▶ SET TASK:
Leave out the pictures and repeat the rest of the material exactly.

▶ MATERIAL:
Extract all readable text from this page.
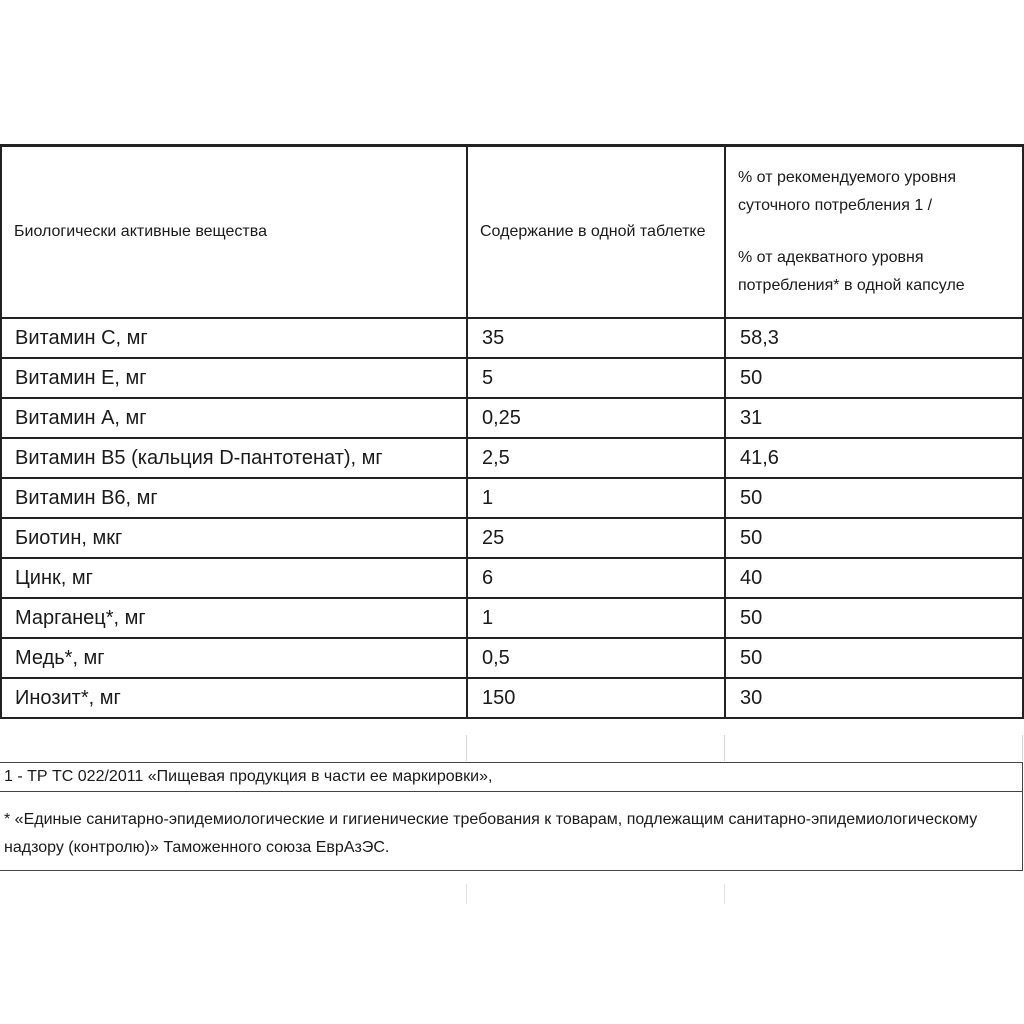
Биологически активные вещества	Содержание в одной таблетке	% от рекомендуемого уровня суточного потребления 1 /
% от адекватного уровня потребления* в одной капсуле

Витамин С, мг	35	58,3
Витамин Е, мг	5	50
Витамин А, мг	0,25	31
Витамин В5 (кальция D-пантотенат), мг	2,5	41,6
Витамин В6, мг	1	50
Биотин, мкг	25	50
Цинк, мг	6	40
Марганец*, мг	1	50
Медь*, мг	0,5	50
Инозит*, мг	150	30
1 - ТР ТС 022/2011 «Пищевая продукция в части ее маркировки»,
* «Единые санитарно-эпидемиологические и гигиенические требования к товарам, подлежащим санитарно-эпидемиологическому надзору (контролю)» Таможенного союза ЕврАзЭС.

▶ RESPONSE:
Extract all readable text from this page.
Биологически активные вещества	Содержание в одной таблетке	% от рекомендуемого уровня суточного потребления 1 /
% от адекватного уровня потребления* в одной капсуле

Витамин С, мг	35	58,3
Витамин Е, мг	5	50
Витамин А, мг	0,25	31
Витамин В5 (кальция D-пантотенат), мг	2,5	41,6
Витамин В6, мг	1	50
Биотин, мкг	25	50
Цинк, мг	6	40
Марганец*, мг	1	50
Медь*, мг	0,5	50
Инозит*, мг	150	30
1 - ТР ТС 022/2011 «Пищевая продукция в части ее маркировки»,
* «Единые санитарно-эпидемиологические и гигиенические требования к товарам, подлежащим санитарно-эпидемиологическому надзору (контролю)» Таможенного союза ЕврАзЭС.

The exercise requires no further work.